For the entries below, how many lines include the word "JSON"? Give the figure and nothing more.

_TASK INPUT_.
------------------------------------------------------------
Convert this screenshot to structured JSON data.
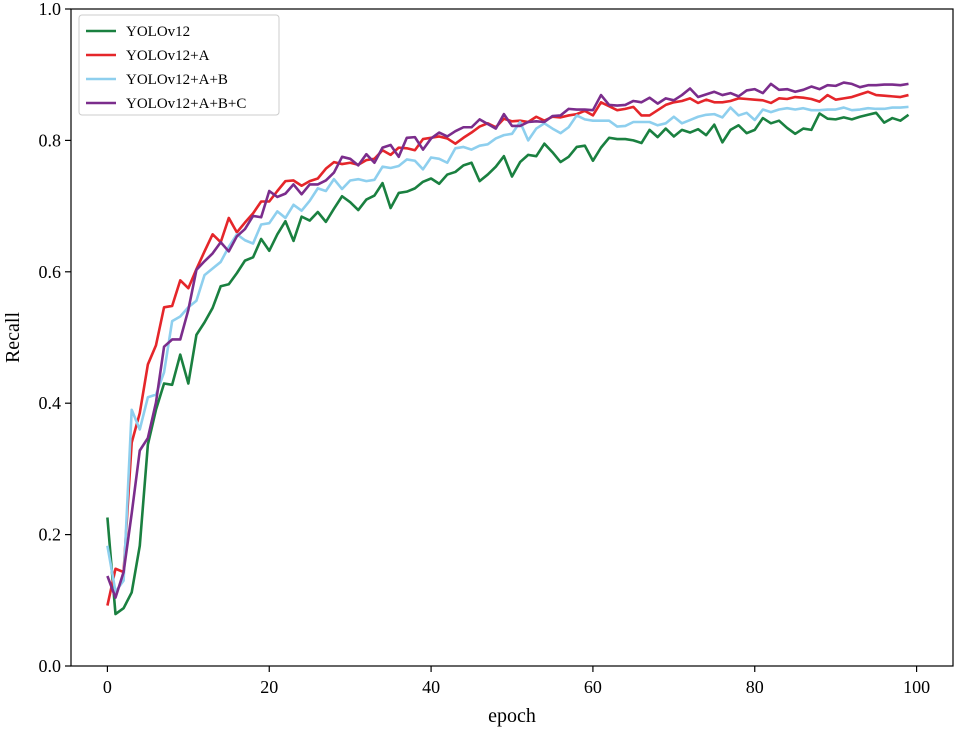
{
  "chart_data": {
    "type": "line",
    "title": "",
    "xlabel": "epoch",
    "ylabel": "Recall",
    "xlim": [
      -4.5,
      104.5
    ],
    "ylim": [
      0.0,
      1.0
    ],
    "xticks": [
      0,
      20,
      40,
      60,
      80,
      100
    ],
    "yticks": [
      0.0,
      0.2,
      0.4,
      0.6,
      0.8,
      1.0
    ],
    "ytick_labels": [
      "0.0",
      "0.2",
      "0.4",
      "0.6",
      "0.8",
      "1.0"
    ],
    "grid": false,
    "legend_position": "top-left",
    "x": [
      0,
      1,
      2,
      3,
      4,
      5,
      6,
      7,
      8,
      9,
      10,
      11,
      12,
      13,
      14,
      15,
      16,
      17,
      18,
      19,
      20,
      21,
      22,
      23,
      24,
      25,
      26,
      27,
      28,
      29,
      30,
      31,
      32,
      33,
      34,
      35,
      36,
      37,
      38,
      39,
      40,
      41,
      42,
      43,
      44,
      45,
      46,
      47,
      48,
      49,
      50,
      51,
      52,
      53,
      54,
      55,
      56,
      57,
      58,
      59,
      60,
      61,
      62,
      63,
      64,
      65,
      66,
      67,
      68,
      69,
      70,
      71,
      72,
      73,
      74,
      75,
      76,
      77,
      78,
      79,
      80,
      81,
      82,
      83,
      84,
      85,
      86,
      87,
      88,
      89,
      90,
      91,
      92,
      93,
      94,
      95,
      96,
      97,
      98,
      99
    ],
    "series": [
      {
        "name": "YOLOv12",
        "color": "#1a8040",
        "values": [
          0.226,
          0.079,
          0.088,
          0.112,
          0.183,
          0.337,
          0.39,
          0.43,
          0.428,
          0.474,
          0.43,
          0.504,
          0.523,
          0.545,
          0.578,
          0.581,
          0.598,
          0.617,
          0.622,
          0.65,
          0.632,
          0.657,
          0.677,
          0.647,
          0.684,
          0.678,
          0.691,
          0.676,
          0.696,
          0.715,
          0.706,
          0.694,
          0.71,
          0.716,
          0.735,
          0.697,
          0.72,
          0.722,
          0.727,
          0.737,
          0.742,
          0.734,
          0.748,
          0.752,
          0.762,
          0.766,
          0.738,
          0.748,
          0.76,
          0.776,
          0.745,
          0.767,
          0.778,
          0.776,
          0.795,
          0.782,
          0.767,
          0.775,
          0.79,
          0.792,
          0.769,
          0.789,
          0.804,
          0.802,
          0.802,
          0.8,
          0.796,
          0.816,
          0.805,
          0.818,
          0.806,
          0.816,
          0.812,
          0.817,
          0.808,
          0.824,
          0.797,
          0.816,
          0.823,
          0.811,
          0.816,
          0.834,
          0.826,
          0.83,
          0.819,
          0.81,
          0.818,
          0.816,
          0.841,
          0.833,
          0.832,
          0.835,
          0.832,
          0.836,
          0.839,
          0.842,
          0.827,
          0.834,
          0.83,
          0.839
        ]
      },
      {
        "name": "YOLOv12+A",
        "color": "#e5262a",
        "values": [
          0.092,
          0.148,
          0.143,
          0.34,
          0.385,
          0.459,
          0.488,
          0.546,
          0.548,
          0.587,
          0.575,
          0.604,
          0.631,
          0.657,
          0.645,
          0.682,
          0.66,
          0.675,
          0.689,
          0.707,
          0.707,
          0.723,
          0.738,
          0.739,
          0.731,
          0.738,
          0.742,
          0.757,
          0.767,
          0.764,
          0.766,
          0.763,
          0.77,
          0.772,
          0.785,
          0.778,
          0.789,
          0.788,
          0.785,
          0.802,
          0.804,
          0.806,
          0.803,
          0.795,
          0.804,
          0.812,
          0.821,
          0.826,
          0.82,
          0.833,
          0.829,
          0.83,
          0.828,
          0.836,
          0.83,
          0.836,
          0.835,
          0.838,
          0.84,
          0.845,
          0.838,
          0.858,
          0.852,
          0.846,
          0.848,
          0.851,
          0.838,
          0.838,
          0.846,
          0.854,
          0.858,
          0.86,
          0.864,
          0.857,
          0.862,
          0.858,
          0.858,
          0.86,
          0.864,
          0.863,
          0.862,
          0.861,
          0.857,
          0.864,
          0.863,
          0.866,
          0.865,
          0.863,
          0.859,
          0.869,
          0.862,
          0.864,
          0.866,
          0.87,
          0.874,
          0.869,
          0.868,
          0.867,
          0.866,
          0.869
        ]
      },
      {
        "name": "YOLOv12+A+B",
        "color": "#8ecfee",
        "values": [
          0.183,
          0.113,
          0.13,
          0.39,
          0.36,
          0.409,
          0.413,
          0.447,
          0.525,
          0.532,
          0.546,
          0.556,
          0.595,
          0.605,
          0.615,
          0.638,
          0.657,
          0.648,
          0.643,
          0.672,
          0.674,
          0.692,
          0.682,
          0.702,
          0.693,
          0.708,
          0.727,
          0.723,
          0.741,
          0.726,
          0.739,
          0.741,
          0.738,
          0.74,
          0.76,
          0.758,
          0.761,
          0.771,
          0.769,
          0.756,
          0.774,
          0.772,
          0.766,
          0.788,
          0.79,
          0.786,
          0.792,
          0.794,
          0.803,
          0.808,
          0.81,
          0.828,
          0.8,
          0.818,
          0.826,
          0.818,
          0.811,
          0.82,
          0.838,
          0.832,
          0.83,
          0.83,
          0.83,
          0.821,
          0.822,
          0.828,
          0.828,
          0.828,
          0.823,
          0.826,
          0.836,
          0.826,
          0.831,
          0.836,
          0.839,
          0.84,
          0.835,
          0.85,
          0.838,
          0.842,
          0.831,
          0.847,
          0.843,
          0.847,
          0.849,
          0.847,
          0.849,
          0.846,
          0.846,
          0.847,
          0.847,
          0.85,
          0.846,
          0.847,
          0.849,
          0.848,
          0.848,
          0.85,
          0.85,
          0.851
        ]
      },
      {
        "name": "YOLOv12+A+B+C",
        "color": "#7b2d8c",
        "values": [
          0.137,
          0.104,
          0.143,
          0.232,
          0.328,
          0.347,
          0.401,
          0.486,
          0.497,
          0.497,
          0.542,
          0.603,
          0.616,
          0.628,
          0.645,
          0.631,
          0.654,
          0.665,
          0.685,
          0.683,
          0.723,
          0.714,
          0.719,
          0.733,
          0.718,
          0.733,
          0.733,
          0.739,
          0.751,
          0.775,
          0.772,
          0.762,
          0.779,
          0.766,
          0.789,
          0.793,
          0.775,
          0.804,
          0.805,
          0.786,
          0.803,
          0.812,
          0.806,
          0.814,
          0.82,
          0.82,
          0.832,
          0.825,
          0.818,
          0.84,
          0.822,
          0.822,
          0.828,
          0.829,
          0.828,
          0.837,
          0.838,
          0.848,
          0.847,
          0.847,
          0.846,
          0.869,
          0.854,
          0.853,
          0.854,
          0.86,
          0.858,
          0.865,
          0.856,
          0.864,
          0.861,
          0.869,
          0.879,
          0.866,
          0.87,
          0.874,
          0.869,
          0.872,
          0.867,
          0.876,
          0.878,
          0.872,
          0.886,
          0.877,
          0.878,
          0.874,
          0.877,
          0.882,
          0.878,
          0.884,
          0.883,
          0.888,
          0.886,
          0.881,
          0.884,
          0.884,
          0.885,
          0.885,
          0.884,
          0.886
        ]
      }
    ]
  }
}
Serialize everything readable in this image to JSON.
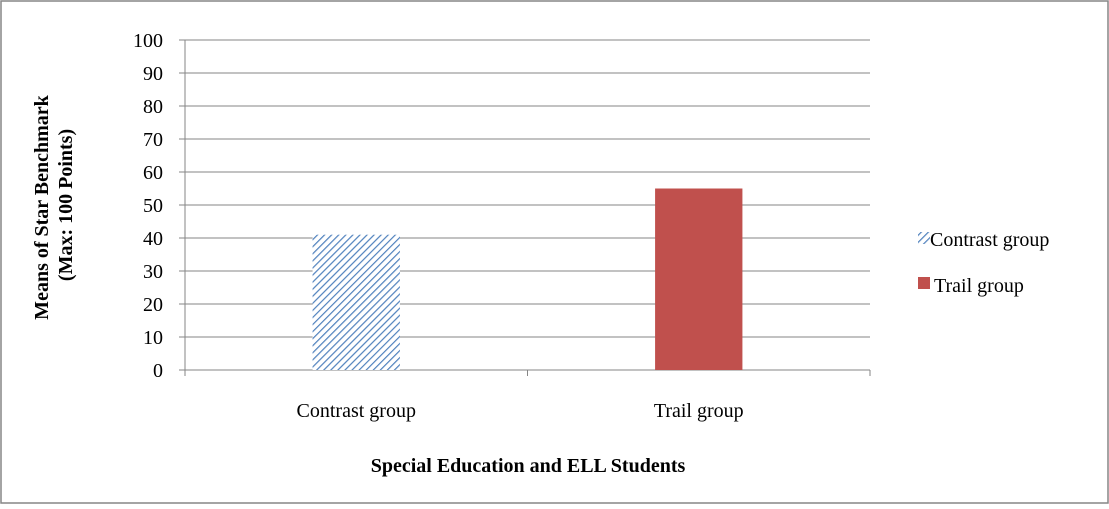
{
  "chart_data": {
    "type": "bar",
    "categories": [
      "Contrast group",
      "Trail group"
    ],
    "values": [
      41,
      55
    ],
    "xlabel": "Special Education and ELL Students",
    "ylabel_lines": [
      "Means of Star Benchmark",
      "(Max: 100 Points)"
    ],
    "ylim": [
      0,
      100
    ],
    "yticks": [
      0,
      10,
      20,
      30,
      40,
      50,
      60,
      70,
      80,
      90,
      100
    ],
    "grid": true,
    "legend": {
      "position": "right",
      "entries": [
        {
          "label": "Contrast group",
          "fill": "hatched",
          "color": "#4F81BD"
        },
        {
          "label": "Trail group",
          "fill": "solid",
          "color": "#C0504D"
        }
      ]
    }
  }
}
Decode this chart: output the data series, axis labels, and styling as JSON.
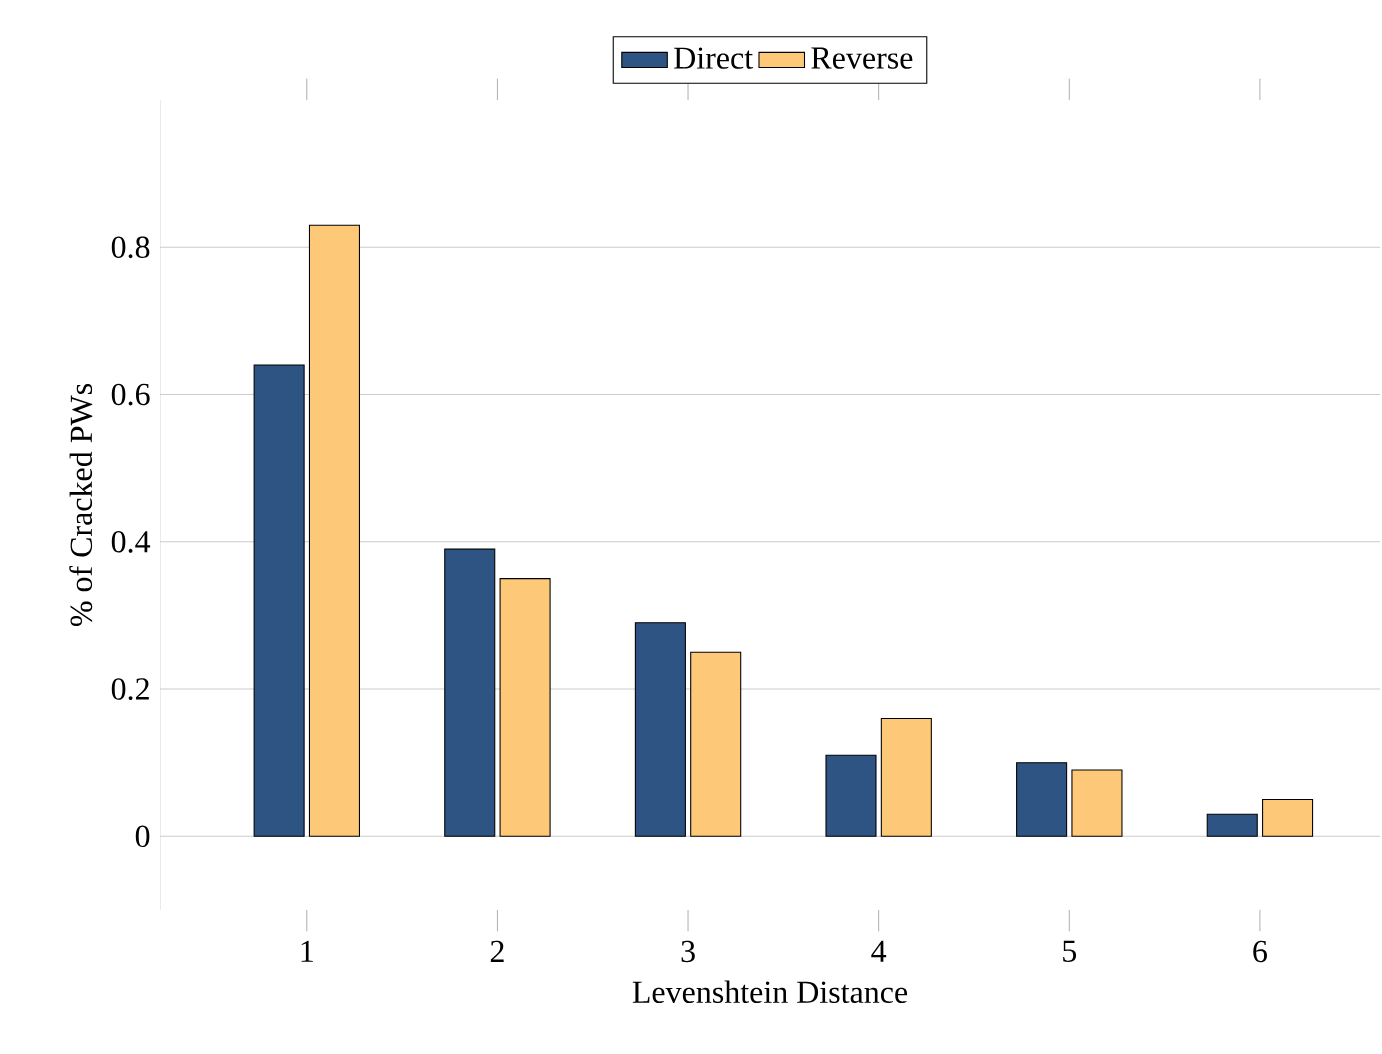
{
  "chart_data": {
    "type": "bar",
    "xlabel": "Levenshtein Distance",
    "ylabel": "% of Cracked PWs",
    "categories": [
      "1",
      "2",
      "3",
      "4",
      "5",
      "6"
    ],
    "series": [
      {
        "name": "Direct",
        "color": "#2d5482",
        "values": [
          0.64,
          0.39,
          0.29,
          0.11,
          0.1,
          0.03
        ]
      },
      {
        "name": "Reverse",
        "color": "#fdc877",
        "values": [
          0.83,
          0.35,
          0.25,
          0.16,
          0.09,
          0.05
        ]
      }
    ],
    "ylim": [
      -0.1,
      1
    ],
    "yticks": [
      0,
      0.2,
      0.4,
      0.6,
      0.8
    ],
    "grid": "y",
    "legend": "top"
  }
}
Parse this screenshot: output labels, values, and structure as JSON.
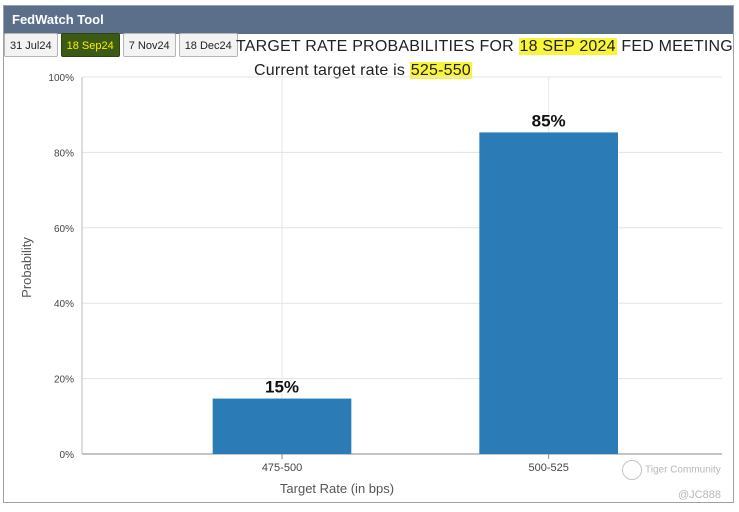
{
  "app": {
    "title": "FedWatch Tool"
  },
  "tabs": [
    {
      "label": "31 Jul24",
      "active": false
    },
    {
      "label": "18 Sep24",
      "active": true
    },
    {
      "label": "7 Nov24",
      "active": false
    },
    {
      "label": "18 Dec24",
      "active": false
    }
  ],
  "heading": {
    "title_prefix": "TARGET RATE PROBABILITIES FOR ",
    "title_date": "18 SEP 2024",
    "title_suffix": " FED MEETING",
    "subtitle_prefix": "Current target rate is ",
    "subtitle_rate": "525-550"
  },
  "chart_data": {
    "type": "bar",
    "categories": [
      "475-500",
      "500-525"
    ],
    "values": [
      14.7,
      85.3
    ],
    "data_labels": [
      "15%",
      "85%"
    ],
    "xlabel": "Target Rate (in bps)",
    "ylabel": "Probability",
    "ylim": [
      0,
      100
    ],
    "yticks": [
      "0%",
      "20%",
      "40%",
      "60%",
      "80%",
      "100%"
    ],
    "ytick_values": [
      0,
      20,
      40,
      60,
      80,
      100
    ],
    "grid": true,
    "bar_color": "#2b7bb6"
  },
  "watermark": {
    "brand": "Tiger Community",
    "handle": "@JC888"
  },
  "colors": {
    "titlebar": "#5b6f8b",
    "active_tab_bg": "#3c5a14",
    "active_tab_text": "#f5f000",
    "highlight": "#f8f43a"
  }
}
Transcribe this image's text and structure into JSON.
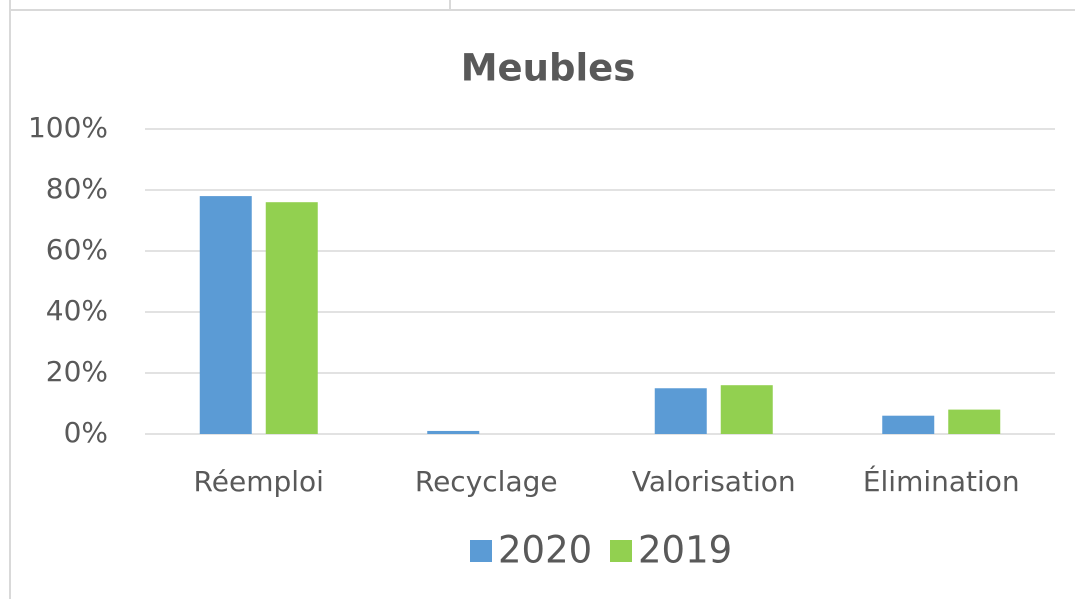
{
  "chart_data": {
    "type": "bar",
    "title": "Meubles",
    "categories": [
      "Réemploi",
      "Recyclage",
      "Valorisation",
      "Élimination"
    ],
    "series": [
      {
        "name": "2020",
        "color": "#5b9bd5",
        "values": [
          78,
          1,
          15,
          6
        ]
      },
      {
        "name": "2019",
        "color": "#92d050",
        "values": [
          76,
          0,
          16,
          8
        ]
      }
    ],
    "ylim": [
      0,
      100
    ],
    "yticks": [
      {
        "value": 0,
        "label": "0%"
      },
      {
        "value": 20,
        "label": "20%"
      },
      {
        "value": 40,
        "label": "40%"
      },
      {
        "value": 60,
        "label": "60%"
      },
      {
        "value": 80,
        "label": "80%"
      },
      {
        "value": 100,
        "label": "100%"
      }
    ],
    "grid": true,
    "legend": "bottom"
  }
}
------------------------------------------------------------
_COMPLETE ANSWER_.
5